- **Directions**: Quote the entries that follow exactly, leaving none out.

[Part of a data file]
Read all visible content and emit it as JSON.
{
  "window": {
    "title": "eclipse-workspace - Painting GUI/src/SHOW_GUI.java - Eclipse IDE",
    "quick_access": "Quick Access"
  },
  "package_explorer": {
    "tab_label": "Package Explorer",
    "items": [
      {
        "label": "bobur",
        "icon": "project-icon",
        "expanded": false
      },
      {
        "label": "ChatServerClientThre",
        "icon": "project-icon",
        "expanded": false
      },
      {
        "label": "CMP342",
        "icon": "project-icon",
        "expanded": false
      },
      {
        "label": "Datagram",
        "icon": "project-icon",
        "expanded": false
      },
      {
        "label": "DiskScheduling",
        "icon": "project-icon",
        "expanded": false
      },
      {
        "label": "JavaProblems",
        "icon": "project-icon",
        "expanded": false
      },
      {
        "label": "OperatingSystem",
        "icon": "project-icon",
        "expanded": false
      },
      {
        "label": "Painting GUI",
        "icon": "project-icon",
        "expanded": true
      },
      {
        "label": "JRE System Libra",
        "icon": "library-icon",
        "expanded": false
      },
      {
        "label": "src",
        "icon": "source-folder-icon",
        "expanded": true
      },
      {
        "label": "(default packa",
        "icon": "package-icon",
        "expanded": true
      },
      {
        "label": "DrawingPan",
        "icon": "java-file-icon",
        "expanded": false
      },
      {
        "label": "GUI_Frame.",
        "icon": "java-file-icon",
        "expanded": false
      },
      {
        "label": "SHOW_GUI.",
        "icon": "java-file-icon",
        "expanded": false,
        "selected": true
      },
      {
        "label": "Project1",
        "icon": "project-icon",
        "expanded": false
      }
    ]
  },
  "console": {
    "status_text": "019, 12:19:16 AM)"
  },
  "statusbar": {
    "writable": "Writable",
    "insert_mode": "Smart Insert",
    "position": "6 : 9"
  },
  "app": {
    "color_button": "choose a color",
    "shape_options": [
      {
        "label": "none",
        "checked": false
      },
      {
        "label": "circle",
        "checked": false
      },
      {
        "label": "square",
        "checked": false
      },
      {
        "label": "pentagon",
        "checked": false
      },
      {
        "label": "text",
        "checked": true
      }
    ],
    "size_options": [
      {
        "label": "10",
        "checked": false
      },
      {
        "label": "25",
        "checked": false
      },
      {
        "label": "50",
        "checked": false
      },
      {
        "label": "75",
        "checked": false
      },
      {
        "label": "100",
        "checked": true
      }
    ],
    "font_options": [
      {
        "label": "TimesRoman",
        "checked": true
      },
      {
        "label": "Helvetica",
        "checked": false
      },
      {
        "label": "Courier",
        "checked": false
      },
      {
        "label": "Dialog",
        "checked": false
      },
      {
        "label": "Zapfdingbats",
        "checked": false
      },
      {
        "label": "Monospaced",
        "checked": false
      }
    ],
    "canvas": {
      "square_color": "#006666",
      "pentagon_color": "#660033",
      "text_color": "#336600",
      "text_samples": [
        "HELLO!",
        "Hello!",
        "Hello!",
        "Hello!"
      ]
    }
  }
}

- **Completed task**:
Read all visible content and emit it as JSON.
{
  "window": {
    "title": "eclipse-workspace - Painting GUI/src/SHOW_GUI.java - Eclipse IDE",
    "quick_access": "Quick Access"
  },
  "package_explorer": {
    "tab_label": "Package Explorer",
    "items": [
      {
        "label": "bobur",
        "icon": "project-icon",
        "expanded": false
      },
      {
        "label": "ChatServerClientThre",
        "icon": "project-icon",
        "expanded": false
      },
      {
        "label": "CMP342",
        "icon": "project-icon",
        "expanded": false
      },
      {
        "label": "Datagram",
        "icon": "project-icon",
        "expanded": false
      },
      {
        "label": "DiskScheduling",
        "icon": "project-icon",
        "expanded": false
      },
      {
        "label": "JavaProblems",
        "icon": "project-icon",
        "expanded": false
      },
      {
        "label": "OperatingSystem",
        "icon": "project-icon",
        "expanded": false
      },
      {
        "label": "Painting GUI",
        "icon": "project-icon",
        "expanded": true
      },
      {
        "label": "JRE System Libra",
        "icon": "library-icon",
        "expanded": false
      },
      {
        "label": "src",
        "icon": "source-folder-icon",
        "expanded": true
      },
      {
        "label": "(default packa",
        "icon": "package-icon",
        "expanded": true
      },
      {
        "label": "DrawingPan",
        "icon": "java-file-icon",
        "expanded": false
      },
      {
        "label": "GUI_Frame.",
        "icon": "java-file-icon",
        "expanded": false
      },
      {
        "label": "SHOW_GUI.",
        "icon": "java-file-icon",
        "expanded": false,
        "selected": true
      },
      {
        "label": "Project1",
        "icon": "project-icon",
        "expanded": false
      }
    ]
  },
  "console": {
    "status_text": "019, 12:19:16 AM)"
  },
  "statusbar": {
    "writable": "Writable",
    "insert_mode": "Smart Insert",
    "position": "6 : 9"
  },
  "app": {
    "color_button": "choose a color",
    "shape_options": [
      {
        "label": "none",
        "checked": false
      },
      {
        "label": "circle",
        "checked": false
      },
      {
        "label": "square",
        "checked": false
      },
      {
        "label": "pentagon",
        "checked": false
      },
      {
        "label": "text",
        "checked": true
      }
    ],
    "size_options": [
      {
        "label": "10",
        "checked": false
      },
      {
        "label": "25",
        "checked": false
      },
      {
        "label": "50",
        "checked": false
      },
      {
        "label": "75",
        "checked": false
      },
      {
        "label": "100",
        "checked": true
      }
    ],
    "font_options": [
      {
        "label": "TimesRoman",
        "checked": true
      },
      {
        "label": "Helvetica",
        "checked": false
      },
      {
        "label": "Courier",
        "checked": false
      },
      {
        "label": "Dialog",
        "checked": false
      },
      {
        "label": "Zapfdingbats",
        "checked": false
      },
      {
        "label": "Monospaced",
        "checked": false
      }
    ],
    "canvas": {
      "square_color": "#006666",
      "pentagon_color": "#660033",
      "text_color": "#336600",
      "text_samples": [
        "HELLO!",
        "Hello!",
        "Hello!",
        "Hello!"
      ]
    }
  }
}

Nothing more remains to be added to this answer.